Extracts from a graphics dataset
# # #
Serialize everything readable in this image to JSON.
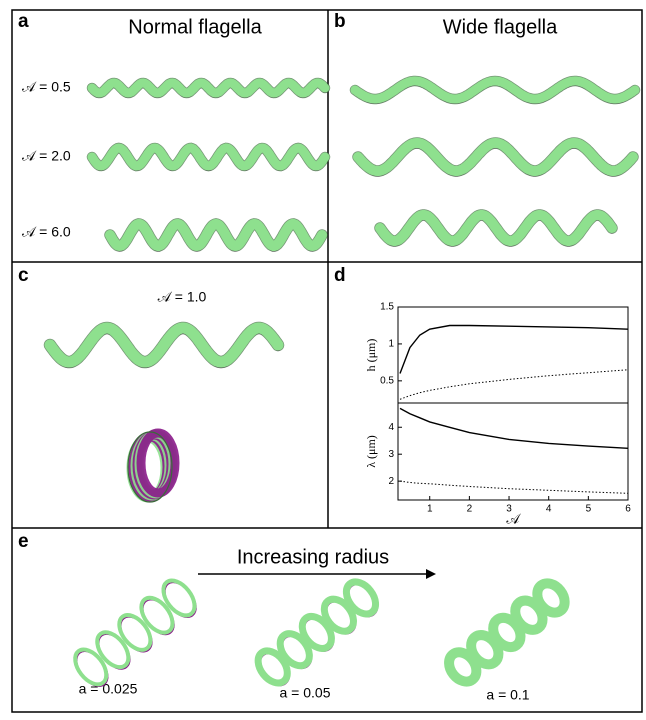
{
  "panels": {
    "a": {
      "letter": "a",
      "title": "Normal flagella",
      "labels": [
        "𝒜 = 0.5",
        "𝒜 = 2.0",
        "𝒜 = 6.0"
      ]
    },
    "b": {
      "letter": "b",
      "title": "Wide flagella"
    },
    "c": {
      "letter": "c",
      "label": "𝒜  = 1.0"
    },
    "d": {
      "letter": "d"
    },
    "e": {
      "letter": "e",
      "title": "Increasing radius",
      "labels": [
        "a = 0.025",
        "a = 0.05",
        "a = 0.1"
      ]
    }
  },
  "chart_data": [
    {
      "type": "line",
      "ylabel": "h (μm)",
      "xlim": [
        0.2,
        6
      ],
      "ylim": [
        0.2,
        1.5
      ],
      "yticks": [
        0.5,
        1,
        1.5
      ],
      "x": [
        0.25,
        0.5,
        0.75,
        1,
        1.5,
        2,
        3,
        4,
        5,
        6
      ],
      "series": [
        {
          "color": "#000000",
          "dash": "solid",
          "values": [
            0.6,
            0.95,
            1.12,
            1.2,
            1.25,
            1.25,
            1.24,
            1.23,
            1.22,
            1.2
          ]
        },
        {
          "color": "#000000",
          "dash": "dotted",
          "values": [
            0.25,
            0.3,
            0.34,
            0.37,
            0.42,
            0.46,
            0.52,
            0.57,
            0.61,
            0.65
          ]
        }
      ]
    },
    {
      "type": "line",
      "ylabel": "λ (μm)",
      "xlabel": "𝒜",
      "xlim": [
        0.2,
        6
      ],
      "ylim": [
        1.3,
        4.9
      ],
      "yticks": [
        2,
        3,
        4
      ],
      "xticks": [
        1,
        2,
        3,
        4,
        5,
        6
      ],
      "x": [
        0.25,
        0.5,
        0.75,
        1,
        1.5,
        2,
        3,
        4,
        5,
        6
      ],
      "series": [
        {
          "color": "#000000",
          "dash": "solid",
          "values": [
            4.7,
            4.5,
            4.35,
            4.2,
            4.0,
            3.8,
            3.55,
            3.4,
            3.3,
            3.22
          ]
        },
        {
          "color": "#000000",
          "dash": "dotted",
          "values": [
            2.0,
            1.95,
            1.92,
            1.9,
            1.85,
            1.8,
            1.72,
            1.66,
            1.6,
            1.55
          ]
        }
      ]
    }
  ]
}
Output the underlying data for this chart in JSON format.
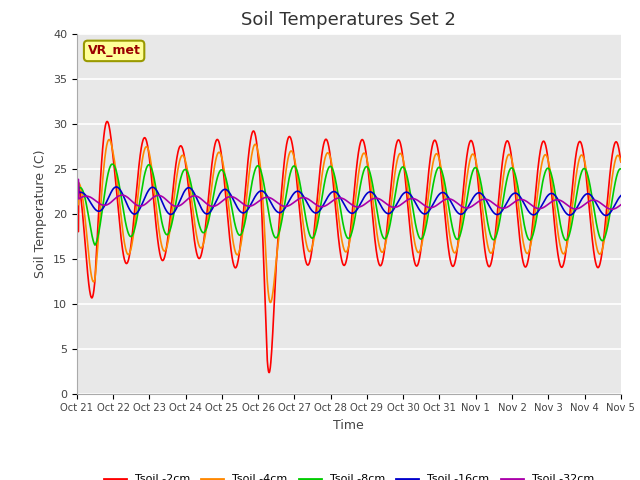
{
  "title": "Soil Temperatures Set 2",
  "xlabel": "Time",
  "ylabel": "Soil Temperature (C)",
  "xlim": [
    0,
    360
  ],
  "ylim": [
    0,
    40
  ],
  "yticks": [
    0,
    5,
    10,
    15,
    20,
    25,
    30,
    35,
    40
  ],
  "xtick_labels": [
    "Oct 21",
    "Oct 22",
    "Oct 23",
    "Oct 24",
    "Oct 25",
    "Oct 26",
    "Oct 27",
    "Oct 28",
    "Oct 29",
    "Oct 30",
    "Oct 31",
    "Nov 1",
    "Nov 2",
    "Nov 3",
    "Nov 4",
    "Nov 5"
  ],
  "annotation_text": "VR_met",
  "series": [
    {
      "label": "Tsoil -2cm",
      "color": "#FF0000"
    },
    {
      "label": "Tsoil -4cm",
      "color": "#FF8800"
    },
    {
      "label": "Tsoil -8cm",
      "color": "#00CC00"
    },
    {
      "label": "Tsoil -16cm",
      "color": "#0000CC"
    },
    {
      "label": "Tsoil -32cm",
      "color": "#AA00AA"
    }
  ],
  "background_color": "#E8E8E8",
  "title_fontsize": 13,
  "linewidth": 1.2
}
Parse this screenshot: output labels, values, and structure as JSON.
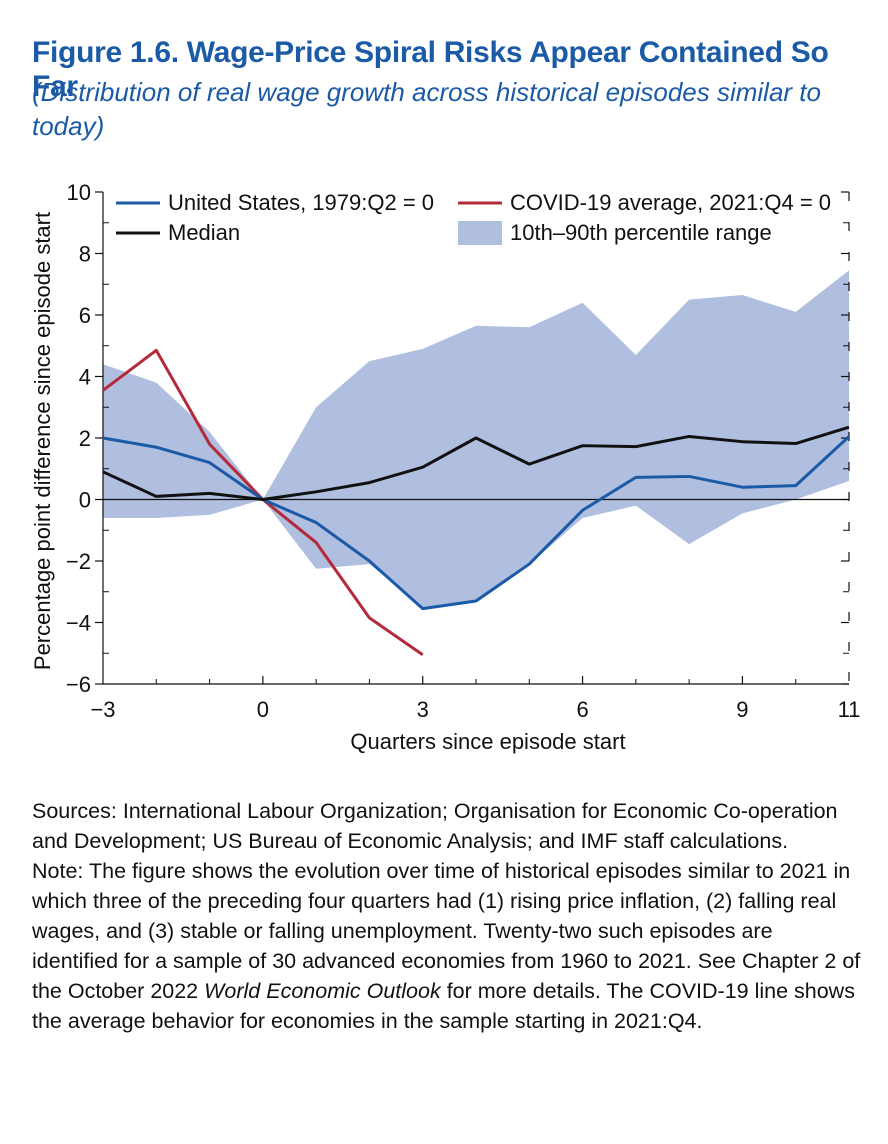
{
  "figure": {
    "title": "Figure 1.6.  Wage-Price Spiral Risks Appear Contained So Far",
    "subtitle": "(Distribution of real wage growth across historical episodes similar to today)"
  },
  "chart_data": {
    "type": "line",
    "xlabel": "Quarters since episode start",
    "ylabel": "Percentage point difference since episode start",
    "xlim": [
      -3,
      11
    ],
    "ylim": [
      -6,
      10
    ],
    "x_ticks": [
      -3,
      0,
      3,
      6,
      9,
      11
    ],
    "x_tick_labels": [
      "−3",
      "0",
      "3",
      "6",
      "9",
      "11"
    ],
    "y_ticks": [
      -6,
      -4,
      -2,
      0,
      2,
      4,
      6,
      8,
      10
    ],
    "y_tick_labels": [
      "−6",
      "−4",
      "−2",
      "0",
      "2",
      "4",
      "6",
      "8",
      "10"
    ],
    "legend_position": "top",
    "band": {
      "name": "10th–90th percentile range",
      "color": "#b0bedf",
      "x": [
        -3,
        -2,
        -1,
        0,
        1,
        2,
        3,
        4,
        5,
        6,
        7,
        8,
        9,
        10,
        11
      ],
      "upper": [
        4.4,
        3.8,
        2.2,
        0,
        3.0,
        4.5,
        4.9,
        5.65,
        5.6,
        6.4,
        4.7,
        6.5,
        6.65,
        6.1,
        7.45
      ],
      "lower": [
        -0.6,
        -0.6,
        -0.5,
        0,
        -2.25,
        -2.1,
        -3.5,
        -3.3,
        -2.1,
        -0.6,
        -0.2,
        -1.45,
        -0.45,
        0.0,
        0.6
      ]
    },
    "series": [
      {
        "name": "United States, 1979:Q2 = 0",
        "color": "#1a5aa6",
        "x": [
          -3,
          -2,
          -1,
          0,
          1,
          2,
          3,
          4,
          5,
          6,
          7,
          8,
          9,
          10,
          11
        ],
        "values": [
          2.0,
          1.7,
          1.2,
          0,
          -0.75,
          -2.0,
          -3.55,
          -3.3,
          -2.1,
          -0.35,
          0.72,
          0.75,
          0.4,
          0.45,
          2.05
        ]
      },
      {
        "name": "COVID-19 average, 2021:Q4 = 0",
        "color": "#b32a3a",
        "x": [
          -3,
          -2,
          -1,
          0,
          1,
          2,
          3
        ],
        "values": [
          3.55,
          4.85,
          1.8,
          0,
          -1.4,
          -3.85,
          -5.05
        ]
      },
      {
        "name": "Median",
        "color": "#111111",
        "x": [
          -3,
          -2,
          -1,
          0,
          1,
          2,
          3,
          4,
          5,
          6,
          7,
          8,
          9,
          10,
          11
        ],
        "values": [
          0.9,
          0.1,
          0.2,
          0,
          0.25,
          0.55,
          1.05,
          2.0,
          1.15,
          1.75,
          1.72,
          2.05,
          1.88,
          1.82,
          2.35
        ]
      }
    ]
  },
  "notes": {
    "sources": "Sources: International Labour Organization; Organisation for Economic Co-operation and Development; US Bureau of Economic Analysis; and IMF staff calculations.",
    "note_before": "Note: The figure shows the evolution over time of historical episodes similar to 2021 in which three of the preceding four quarters had (1) rising price inflation, (2) falling real wages, and (3) stable or falling unemployment. Twenty-two such episodes are identified for a sample of 30 advanced economies from 1960 to 2021. See Chapter 2 of the October 2022 ",
    "note_italic": "World Economic Outlook",
    "note_after": " for more details. The COVID-19 line shows the average behavior for economies in the sample starting in 2021:Q4."
  }
}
# # #
__EXERCISE DESCRIPTION__: From the entries above, copy every line containing the word "since".

__ANSWER FOR THIS EXERCISE__:
    "xlabel": "Quarters since episode start",
    "ylabel": "Percentage point difference since episode start",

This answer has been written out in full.